→ GOAL OF THE EXERCISE
Each record below should be output verbatim, without pictures.

→ Data excerpts
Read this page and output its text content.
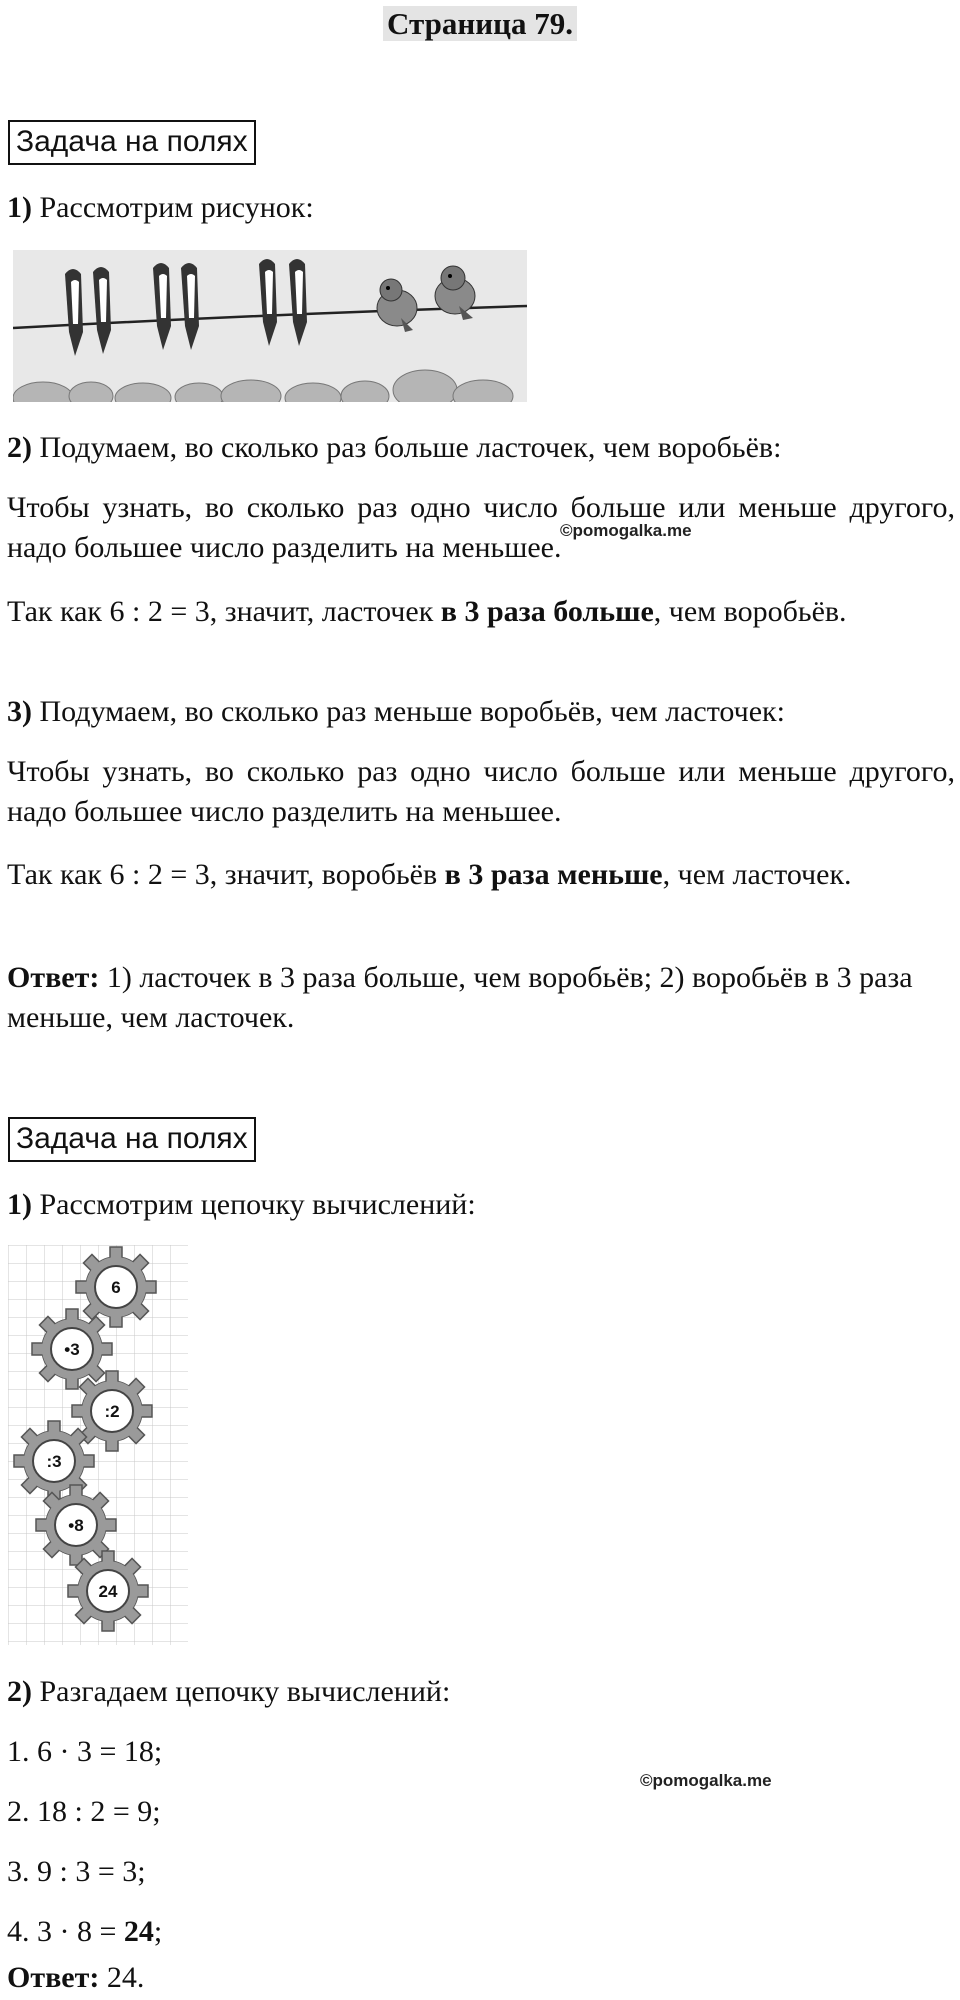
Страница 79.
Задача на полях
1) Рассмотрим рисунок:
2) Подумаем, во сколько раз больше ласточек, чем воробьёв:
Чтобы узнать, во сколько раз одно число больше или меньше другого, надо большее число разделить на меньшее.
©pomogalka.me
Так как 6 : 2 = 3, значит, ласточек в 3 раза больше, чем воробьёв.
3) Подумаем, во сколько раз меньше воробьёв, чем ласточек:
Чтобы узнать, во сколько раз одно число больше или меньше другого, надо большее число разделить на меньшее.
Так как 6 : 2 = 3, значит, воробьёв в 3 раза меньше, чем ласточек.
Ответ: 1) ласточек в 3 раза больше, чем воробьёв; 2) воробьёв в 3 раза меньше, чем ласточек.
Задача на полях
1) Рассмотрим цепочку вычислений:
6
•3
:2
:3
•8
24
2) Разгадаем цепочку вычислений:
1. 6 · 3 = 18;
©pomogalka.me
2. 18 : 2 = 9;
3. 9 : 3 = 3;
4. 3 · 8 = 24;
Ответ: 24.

→ WRITTEN REPLY
Read this page and output its text content.
Страница 79.
Задача на полях
1) Рассмотрим рисунок:
2) Подумаем, во сколько раз больше ласточек, чем воробьёв:
Чтобы узнать, во сколько раз одно число больше или меньше другого, надо большее число разделить на меньшее.
©pomogalka.me
Так как 6 : 2 = 3, значит, ласточек в 3 раза больше, чем воробьёв.
3) Подумаем, во сколько раз меньше воробьёв, чем ласточек:
Чтобы узнать, во сколько раз одно число больше или меньше другого, надо большее число разделить на меньшее.
Так как 6 : 2 = 3, значит, воробьёв в 3 раза меньше, чем ласточек.
Ответ: 1) ласточек в 3 раза больше, чем воробьёв; 2) воробьёв в 3 раза меньше, чем ласточек.
Задача на полях
1) Рассмотрим цепочку вычислений:
6
•3
:2
:3
•8
24
2) Разгадаем цепочку вычислений:
1. 6 · 3 = 18;
©pomogalka.me
2. 18 : 2 = 9;
3. 9 : 3 = 3;
4. 3 · 8 = 24;
Ответ: 24.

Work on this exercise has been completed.